## BEGIN
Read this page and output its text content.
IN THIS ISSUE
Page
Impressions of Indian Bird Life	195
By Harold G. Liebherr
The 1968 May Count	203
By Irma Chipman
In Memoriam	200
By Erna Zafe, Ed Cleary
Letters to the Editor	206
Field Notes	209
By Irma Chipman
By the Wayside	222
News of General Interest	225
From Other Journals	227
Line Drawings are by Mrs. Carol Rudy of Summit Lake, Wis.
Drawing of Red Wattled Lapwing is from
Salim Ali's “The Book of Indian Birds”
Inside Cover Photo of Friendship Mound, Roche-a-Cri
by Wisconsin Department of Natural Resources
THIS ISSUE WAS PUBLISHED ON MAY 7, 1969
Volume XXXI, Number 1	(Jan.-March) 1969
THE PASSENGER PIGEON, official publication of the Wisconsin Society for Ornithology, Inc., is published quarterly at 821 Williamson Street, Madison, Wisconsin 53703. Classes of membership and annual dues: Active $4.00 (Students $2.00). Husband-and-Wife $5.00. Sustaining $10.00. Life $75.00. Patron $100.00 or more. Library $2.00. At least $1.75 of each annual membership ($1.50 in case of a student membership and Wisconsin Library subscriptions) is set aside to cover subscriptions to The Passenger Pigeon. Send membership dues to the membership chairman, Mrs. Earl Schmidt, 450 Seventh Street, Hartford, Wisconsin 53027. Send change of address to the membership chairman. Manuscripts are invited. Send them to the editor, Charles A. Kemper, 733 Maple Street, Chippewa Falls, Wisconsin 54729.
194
## END
WHAT IS EXPECTED:
Repeat the data precisely, line by line.

THE RESPONSE:
Read this page and output its text content.
IN THIS ISSUE
Page
Impressions of Indian Bird Life	195
By Harold G. Liebherr
The 1968 May Count	203
By Irma Chipman
In Memoriam	200
By Erna Zafe, Ed Cleary
Letters to the Editor	206
Field Notes	209
By Irma Chipman
By the Wayside	222
News of General Interest	225
From Other Journals	227
Line Drawings are by Mrs. Carol Rudy of Summit Lake, Wis.
Drawing of Red Wattled Lapwing is from
Salim Ali's “The Book of Indian Birds”
Inside Cover Photo of Friendship Mound, Roche-a-Cri
by Wisconsin Department of Natural Resources
THIS ISSUE WAS PUBLISHED ON MAY 7, 1969
Volume XXXI, Number 1	(Jan.-March) 1969
THE PASSENGER PIGEON, official publication of the Wisconsin Society for Ornithology, Inc., is published quarterly at 821 Williamson Street, Madison, Wisconsin 53703. Classes of membership and annual dues: Active $4.00 (Students $2.00). Husband-and-Wife $5.00. Sustaining $10.00. Life $75.00. Patron $100.00 or more. Library $2.00. At least $1.75 of each annual membership ($1.50 in case of a student membership and Wisconsin Library subscriptions) is set aside to cover subscriptions to The Passenger Pigeon. Send membership dues to the membership chairman, Mrs. Earl Schmidt, 450 Seventh Street, Hartford, Wisconsin 53027. Send change of address to the membership chairman. Manuscripts are invited. Send them to the editor, Charles A. Kemper, 733 Maple Street, Chippewa Falls, Wisconsin 54729.
194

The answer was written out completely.